## Given instruction
Find how many lines hold the word "JSON" and give that number only.

## Records supplied

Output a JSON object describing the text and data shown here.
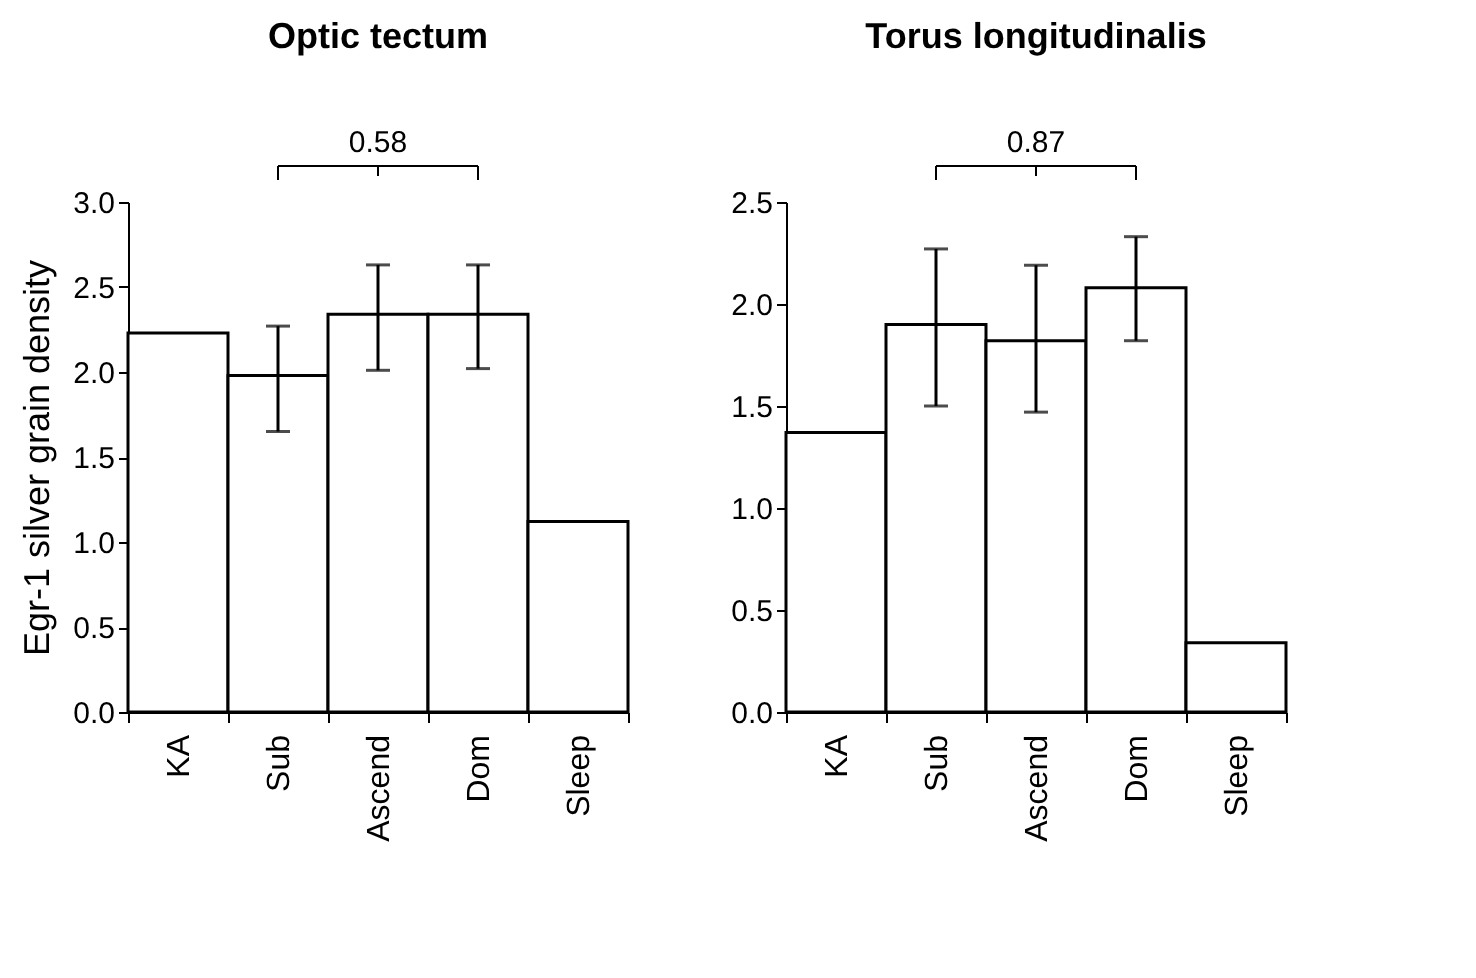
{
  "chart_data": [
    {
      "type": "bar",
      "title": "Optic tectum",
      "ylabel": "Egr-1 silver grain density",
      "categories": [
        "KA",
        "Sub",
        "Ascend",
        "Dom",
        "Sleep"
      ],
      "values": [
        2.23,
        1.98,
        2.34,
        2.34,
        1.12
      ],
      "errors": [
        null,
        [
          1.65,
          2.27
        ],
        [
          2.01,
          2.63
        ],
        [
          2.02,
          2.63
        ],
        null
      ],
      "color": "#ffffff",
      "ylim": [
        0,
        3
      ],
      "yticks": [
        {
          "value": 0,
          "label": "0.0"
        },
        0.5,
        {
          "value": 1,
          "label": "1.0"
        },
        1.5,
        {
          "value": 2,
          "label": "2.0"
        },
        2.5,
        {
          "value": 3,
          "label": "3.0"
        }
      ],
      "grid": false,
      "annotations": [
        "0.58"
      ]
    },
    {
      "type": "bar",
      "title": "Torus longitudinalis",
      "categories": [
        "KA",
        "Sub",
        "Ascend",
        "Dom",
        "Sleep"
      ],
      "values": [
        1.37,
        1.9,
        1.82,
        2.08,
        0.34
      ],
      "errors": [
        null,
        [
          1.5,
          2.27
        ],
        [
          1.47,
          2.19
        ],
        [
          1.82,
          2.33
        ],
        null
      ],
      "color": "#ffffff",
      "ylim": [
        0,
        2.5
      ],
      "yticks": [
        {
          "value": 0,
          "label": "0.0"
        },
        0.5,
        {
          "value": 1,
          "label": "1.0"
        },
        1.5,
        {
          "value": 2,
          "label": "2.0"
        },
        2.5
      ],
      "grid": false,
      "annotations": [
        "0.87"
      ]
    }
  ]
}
...
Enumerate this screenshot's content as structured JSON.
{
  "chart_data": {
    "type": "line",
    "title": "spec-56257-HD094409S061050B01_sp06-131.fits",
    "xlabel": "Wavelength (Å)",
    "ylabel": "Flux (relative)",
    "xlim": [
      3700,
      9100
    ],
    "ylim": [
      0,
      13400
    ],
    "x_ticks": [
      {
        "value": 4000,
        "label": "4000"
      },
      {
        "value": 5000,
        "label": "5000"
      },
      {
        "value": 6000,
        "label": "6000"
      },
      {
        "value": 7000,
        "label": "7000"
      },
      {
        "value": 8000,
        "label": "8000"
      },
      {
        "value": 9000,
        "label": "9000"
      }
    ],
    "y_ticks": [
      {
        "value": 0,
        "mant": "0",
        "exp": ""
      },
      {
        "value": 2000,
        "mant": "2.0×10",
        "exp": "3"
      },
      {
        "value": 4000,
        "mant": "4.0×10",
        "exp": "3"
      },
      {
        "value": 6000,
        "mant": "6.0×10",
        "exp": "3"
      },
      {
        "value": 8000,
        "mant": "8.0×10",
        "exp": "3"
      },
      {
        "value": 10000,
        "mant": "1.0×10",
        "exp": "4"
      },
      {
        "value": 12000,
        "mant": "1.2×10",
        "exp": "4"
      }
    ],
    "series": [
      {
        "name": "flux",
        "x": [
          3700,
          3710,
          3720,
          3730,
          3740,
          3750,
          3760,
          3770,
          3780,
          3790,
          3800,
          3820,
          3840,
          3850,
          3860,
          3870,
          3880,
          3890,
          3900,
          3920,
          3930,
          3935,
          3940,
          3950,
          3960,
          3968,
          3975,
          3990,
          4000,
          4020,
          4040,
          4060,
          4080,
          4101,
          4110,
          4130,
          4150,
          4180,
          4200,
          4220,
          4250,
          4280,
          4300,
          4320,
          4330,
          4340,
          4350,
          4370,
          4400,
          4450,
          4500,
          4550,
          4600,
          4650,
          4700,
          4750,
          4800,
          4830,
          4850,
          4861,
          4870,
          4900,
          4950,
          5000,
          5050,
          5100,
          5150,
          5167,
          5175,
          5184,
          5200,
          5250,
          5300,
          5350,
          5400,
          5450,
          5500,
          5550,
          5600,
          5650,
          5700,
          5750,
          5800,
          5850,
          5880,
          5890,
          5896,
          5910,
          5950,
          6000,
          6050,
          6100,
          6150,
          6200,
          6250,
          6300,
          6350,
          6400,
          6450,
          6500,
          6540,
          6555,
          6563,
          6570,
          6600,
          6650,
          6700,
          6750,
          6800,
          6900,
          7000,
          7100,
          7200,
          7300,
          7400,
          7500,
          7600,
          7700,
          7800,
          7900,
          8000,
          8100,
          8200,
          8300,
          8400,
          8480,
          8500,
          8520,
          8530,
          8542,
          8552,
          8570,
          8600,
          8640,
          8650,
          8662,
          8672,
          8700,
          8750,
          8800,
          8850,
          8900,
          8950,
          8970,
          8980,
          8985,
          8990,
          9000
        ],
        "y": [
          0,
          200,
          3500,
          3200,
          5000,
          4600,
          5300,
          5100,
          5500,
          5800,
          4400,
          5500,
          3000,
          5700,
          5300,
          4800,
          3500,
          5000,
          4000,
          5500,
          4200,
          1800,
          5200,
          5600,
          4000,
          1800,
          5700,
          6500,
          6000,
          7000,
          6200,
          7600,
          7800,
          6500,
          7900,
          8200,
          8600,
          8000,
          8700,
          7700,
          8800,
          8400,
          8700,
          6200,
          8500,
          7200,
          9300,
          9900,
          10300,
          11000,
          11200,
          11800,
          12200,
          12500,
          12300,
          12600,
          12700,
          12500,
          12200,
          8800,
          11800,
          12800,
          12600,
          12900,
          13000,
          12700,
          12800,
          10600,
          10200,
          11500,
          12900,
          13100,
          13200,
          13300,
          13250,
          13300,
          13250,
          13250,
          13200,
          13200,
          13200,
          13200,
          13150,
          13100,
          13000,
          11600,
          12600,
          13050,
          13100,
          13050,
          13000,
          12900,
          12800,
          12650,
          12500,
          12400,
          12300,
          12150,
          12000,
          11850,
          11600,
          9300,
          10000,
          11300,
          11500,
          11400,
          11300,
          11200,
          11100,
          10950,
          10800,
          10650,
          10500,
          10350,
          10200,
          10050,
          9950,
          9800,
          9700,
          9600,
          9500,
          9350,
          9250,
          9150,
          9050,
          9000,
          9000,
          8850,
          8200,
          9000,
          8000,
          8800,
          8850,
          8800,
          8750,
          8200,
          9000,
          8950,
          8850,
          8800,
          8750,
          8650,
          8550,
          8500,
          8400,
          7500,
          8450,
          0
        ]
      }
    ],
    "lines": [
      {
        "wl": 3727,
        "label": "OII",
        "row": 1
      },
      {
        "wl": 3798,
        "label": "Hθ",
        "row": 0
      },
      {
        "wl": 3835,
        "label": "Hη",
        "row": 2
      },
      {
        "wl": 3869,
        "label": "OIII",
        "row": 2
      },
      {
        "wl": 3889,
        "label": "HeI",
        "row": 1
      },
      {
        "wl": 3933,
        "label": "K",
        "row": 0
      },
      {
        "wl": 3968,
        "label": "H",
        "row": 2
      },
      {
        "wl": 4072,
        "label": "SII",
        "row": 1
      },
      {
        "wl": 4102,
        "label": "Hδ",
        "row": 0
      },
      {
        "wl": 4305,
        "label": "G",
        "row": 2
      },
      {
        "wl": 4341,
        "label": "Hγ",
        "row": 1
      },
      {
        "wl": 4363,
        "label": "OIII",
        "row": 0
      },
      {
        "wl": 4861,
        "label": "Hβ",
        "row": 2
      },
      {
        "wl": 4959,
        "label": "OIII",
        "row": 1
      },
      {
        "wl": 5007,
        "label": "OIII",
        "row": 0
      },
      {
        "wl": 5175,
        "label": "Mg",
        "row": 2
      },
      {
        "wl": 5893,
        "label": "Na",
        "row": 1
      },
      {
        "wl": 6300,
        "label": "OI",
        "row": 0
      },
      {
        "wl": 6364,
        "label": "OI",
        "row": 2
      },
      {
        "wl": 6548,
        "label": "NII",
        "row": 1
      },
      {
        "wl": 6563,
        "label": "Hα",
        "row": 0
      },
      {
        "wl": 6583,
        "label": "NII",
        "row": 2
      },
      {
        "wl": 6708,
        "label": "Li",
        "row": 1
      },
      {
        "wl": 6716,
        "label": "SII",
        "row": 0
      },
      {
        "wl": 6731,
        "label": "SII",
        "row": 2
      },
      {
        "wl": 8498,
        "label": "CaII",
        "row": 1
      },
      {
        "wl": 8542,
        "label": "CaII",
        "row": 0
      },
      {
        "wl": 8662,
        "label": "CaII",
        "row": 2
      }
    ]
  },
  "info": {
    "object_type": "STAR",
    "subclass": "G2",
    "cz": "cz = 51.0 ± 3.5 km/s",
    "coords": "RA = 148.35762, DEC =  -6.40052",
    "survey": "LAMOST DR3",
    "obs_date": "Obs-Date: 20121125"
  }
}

## Complete response
2